━━━ SOURCE RECORDS ━━━

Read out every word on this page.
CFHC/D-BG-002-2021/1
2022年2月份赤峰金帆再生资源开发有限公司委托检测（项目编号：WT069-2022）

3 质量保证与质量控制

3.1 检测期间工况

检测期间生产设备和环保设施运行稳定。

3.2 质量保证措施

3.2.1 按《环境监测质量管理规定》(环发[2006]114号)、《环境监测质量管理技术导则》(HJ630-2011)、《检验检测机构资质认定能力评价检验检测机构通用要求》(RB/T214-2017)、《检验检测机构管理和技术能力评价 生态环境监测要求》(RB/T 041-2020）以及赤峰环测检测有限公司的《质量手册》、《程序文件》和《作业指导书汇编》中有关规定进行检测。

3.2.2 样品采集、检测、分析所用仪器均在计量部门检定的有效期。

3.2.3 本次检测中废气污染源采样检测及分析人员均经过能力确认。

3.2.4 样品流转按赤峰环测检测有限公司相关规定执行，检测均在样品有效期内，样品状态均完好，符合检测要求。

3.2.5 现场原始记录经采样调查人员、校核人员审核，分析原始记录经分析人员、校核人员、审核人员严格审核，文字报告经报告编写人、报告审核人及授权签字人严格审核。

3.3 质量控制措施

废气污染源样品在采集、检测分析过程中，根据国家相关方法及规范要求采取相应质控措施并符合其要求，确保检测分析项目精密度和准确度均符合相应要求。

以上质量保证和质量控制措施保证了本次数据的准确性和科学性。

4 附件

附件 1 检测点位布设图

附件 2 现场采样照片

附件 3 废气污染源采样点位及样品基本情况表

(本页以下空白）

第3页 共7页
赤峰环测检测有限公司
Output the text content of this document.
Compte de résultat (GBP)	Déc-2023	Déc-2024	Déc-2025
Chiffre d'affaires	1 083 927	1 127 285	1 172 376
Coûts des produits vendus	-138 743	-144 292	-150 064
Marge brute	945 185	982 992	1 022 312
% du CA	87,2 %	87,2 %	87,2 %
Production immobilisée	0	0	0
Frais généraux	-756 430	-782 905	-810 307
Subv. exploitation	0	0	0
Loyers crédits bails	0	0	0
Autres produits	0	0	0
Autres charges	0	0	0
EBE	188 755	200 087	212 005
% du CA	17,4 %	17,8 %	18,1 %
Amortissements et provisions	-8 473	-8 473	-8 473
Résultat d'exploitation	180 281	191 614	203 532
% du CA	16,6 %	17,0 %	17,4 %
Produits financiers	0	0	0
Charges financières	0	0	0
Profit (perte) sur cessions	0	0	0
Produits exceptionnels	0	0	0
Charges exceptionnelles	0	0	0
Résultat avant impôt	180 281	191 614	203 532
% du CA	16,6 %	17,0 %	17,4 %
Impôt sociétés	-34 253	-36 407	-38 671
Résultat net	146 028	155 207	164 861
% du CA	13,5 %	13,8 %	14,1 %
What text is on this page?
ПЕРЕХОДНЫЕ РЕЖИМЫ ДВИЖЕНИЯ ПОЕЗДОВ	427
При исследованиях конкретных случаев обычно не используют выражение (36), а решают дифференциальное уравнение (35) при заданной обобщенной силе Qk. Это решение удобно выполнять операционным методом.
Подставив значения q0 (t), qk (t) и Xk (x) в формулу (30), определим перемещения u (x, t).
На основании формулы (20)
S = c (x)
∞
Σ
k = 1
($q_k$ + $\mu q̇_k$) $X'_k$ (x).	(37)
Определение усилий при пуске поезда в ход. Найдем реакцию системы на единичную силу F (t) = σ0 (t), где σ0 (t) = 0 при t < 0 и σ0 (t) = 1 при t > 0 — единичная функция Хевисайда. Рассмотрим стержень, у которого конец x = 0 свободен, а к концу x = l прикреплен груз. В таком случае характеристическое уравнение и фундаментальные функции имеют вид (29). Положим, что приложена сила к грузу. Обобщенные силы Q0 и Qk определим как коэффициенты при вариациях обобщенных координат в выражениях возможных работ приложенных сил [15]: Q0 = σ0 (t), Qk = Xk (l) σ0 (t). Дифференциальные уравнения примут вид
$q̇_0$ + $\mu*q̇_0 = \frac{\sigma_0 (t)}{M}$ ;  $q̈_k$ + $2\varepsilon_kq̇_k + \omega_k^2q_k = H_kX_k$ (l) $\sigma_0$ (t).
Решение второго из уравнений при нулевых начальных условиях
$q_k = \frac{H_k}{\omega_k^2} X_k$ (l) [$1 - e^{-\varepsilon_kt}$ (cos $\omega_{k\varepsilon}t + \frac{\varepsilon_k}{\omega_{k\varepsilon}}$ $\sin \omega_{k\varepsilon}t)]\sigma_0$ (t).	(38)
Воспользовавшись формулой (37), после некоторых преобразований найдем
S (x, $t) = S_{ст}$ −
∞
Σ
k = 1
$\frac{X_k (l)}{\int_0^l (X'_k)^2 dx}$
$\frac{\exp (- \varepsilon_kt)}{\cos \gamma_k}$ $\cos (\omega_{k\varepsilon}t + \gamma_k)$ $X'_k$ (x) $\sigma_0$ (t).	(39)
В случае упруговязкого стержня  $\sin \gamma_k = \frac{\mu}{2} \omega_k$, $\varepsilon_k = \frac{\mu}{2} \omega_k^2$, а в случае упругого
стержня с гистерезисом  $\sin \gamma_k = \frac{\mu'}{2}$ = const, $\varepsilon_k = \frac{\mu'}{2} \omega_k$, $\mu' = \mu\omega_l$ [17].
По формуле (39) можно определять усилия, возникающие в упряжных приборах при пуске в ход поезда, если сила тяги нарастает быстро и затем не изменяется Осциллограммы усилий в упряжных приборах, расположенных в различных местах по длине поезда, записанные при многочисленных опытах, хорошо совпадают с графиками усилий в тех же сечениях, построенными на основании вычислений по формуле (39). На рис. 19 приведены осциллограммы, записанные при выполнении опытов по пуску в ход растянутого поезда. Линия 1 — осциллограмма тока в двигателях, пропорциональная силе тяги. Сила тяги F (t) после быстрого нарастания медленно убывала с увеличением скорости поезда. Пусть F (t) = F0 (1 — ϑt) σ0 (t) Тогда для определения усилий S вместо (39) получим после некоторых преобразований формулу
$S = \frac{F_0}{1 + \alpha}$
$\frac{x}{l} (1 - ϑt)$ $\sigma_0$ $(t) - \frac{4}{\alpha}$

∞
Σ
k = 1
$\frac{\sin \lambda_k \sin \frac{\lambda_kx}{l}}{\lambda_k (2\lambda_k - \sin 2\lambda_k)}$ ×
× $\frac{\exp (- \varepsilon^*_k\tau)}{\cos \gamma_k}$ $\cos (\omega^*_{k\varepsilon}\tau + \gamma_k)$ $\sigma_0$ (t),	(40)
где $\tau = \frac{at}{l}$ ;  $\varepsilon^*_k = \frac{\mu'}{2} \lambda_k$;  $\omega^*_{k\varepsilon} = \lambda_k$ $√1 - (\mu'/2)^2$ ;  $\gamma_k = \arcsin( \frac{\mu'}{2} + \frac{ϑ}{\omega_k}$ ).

━━━

_WHAT IS ASKED_
Copy out all of the lines above exactly.

_EXPECTED ANSWER_
Read out every word on this page.
CFHC/D-BG-002-2021/1
2022年2月份赤峰金帆再生资源开发有限公司委托检测（项目编号：WT069-2022）

3 质量保证与质量控制

3.1 检测期间工况

检测期间生产设备和环保设施运行稳定。

3.2 质量保证措施

3.2.1 按《环境监测质量管理规定》(环发[2006]114号)、《环境监测质量管理技术导则》(HJ630-2011)、《检验检测机构资质认定能力评价检验检测机构通用要求》(RB/T214-2017)、《检验检测机构管理和技术能力评价 生态环境监测要求》(RB/T 041-2020）以及赤峰环测检测有限公司的《质量手册》、《程序文件》和《作业指导书汇编》中有关规定进行检测。

3.2.2 样品采集、检测、分析所用仪器均在计量部门检定的有效期。

3.2.3 本次检测中废气污染源采样检测及分析人员均经过能力确认。

3.2.4 样品流转按赤峰环测检测有限公司相关规定执行，检测均在样品有效期内，样品状态均完好，符合检测要求。

3.2.5 现场原始记录经采样调查人员、校核人员审核，分析原始记录经分析人员、校核人员、审核人员严格审核，文字报告经报告编写人、报告审核人及授权签字人严格审核。

3.3 质量控制措施

废气污染源样品在采集、检测分析过程中，根据国家相关方法及规范要求采取相应质控措施并符合其要求，确保检测分析项目精密度和准确度均符合相应要求。

以上质量保证和质量控制措施保证了本次数据的准确性和科学性。

4 附件

附件 1 检测点位布设图

附件 2 现场采样照片

附件 3 废气污染源采样点位及样品基本情况表

(本页以下空白）

第3页 共7页
赤峰环测检测有限公司
Output the text content of this document.
Compte de résultat (GBP)	Déc-2023	Déc-2024	Déc-2025
Chiffre d'affaires	1 083 927	1 127 285	1 172 376
Coûts des produits vendus	-138 743	-144 292	-150 064
Marge brute	945 185	982 992	1 022 312
% du CA	87,2 %	87,2 %	87,2 %
Production immobilisée	0	0	0
Frais généraux	-756 430	-782 905	-810 307
Subv. exploitation	0	0	0
Loyers crédits bails	0	0	0
Autres produits	0	0	0
Autres charges	0	0	0
EBE	188 755	200 087	212 005
% du CA	17,4 %	17,8 %	18,1 %
Amortissements et provisions	-8 473	-8 473	-8 473
Résultat d'exploitation	180 281	191 614	203 532
% du CA	16,6 %	17,0 %	17,4 %
Produits financiers	0	0	0
Charges financières	0	0	0
Profit (perte) sur cessions	0	0	0
Produits exceptionnels	0	0	0
Charges exceptionnelles	0	0	0
Résultat avant impôt	180 281	191 614	203 532
% du CA	16,6 %	17,0 %	17,4 %
Impôt sociétés	-34 253	-36 407	-38 671
Résultat net	146 028	155 207	164 861
% du CA	13,5 %	13,8 %	14,1 %
What text is on this page?
ПЕРЕХОДНЫЕ РЕЖИМЫ ДВИЖЕНИЯ ПОЕЗДОВ	427
При исследованиях конкретных случаев обычно не используют выражение (36), а решают дифференциальное уравнение (35) при заданной обобщенной силе Qk. Это решение удобно выполнять операционным методом.
Подставив значения q0 (t), qk (t) и Xk (x) в формулу (30), определим перемещения u (x, t).
На основании формулы (20)
S = c (x)
∞
Σ
k = 1
($q_k$ + $\mu q̇_k$) $X'_k$ (x).	(37)
Определение усилий при пуске поезда в ход. Найдем реакцию системы на единичную силу F (t) = σ0 (t), где σ0 (t) = 0 при t < 0 и σ0 (t) = 1 при t > 0 — единичная функция Хевисайда. Рассмотрим стержень, у которого конец x = 0 свободен, а к концу x = l прикреплен груз. В таком случае характеристическое уравнение и фундаментальные функции имеют вид (29). Положим, что приложена сила к грузу. Обобщенные силы Q0 и Qk определим как коэффициенты при вариациях обобщенных координат в выражениях возможных работ приложенных сил [15]: Q0 = σ0 (t), Qk = Xk (l) σ0 (t). Дифференциальные уравнения примут вид
$q̇_0$ + $\mu*q̇_0 = \frac{\sigma_0 (t)}{M}$ ;  $q̈_k$ + $2\varepsilon_kq̇_k + \omega_k^2q_k = H_kX_k$ (l) $\sigma_0$ (t).
Решение второго из уравнений при нулевых начальных условиях
$q_k = \frac{H_k}{\omega_k^2} X_k$ (l) [$1 - e^{-\varepsilon_kt}$ (cos $\omega_{k\varepsilon}t + \frac{\varepsilon_k}{\omega_{k\varepsilon}}$ $\sin \omega_{k\varepsilon}t)]\sigma_0$ (t).	(38)
Воспользовавшись формулой (37), после некоторых преобразований найдем
S (x, $t) = S_{ст}$ −
∞
Σ
k = 1
$\frac{X_k (l)}{\int_0^l (X'_k)^2 dx}$
$\frac{\exp (- \varepsilon_kt)}{\cos \gamma_k}$ $\cos (\omega_{k\varepsilon}t + \gamma_k)$ $X'_k$ (x) $\sigma_0$ (t).	(39)
В случае упруговязкого стержня  $\sin \gamma_k = \frac{\mu}{2} \omega_k$, $\varepsilon_k = \frac{\mu}{2} \omega_k^2$, а в случае упругого
стержня с гистерезисом  $\sin \gamma_k = \frac{\mu'}{2}$ = const, $\varepsilon_k = \frac{\mu'}{2} \omega_k$, $\mu' = \mu\omega_l$ [17].
По формуле (39) можно определять усилия, возникающие в упряжных приборах при пуске в ход поезда, если сила тяги нарастает быстро и затем не изменяется Осциллограммы усилий в упряжных приборах, расположенных в различных местах по длине поезда, записанные при многочисленных опытах, хорошо совпадают с графиками усилий в тех же сечениях, построенными на основании вычислений по формуле (39). На рис. 19 приведены осциллограммы, записанные при выполнении опытов по пуску в ход растянутого поезда. Линия 1 — осциллограмма тока в двигателях, пропорциональная силе тяги. Сила тяги F (t) после быстрого нарастания медленно убывала с увеличением скорости поезда. Пусть F (t) = F0 (1 — ϑt) σ0 (t) Тогда для определения усилий S вместо (39) получим после некоторых преобразований формулу
$S = \frac{F_0}{1 + \alpha}$
$\frac{x}{l} (1 - ϑt)$ $\sigma_0$ $(t) - \frac{4}{\alpha}$

∞
Σ
k = 1
$\frac{\sin \lambda_k \sin \frac{\lambda_kx}{l}}{\lambda_k (2\lambda_k - \sin 2\lambda_k)}$ ×
× $\frac{\exp (- \varepsilon^*_k\tau)}{\cos \gamma_k}$ $\cos (\omega^*_{k\varepsilon}\tau + \gamma_k)$ $\sigma_0$ (t),	(40)
где $\tau = \frac{at}{l}$ ;  $\varepsilon^*_k = \frac{\mu'}{2} \lambda_k$;  $\omega^*_{k\varepsilon} = \lambda_k$ $√1 - (\mu'/2)^2$ ;  $\gamma_k = \arcsin( \frac{\mu'}{2} + \frac{ϑ}{\omega_k}$ ).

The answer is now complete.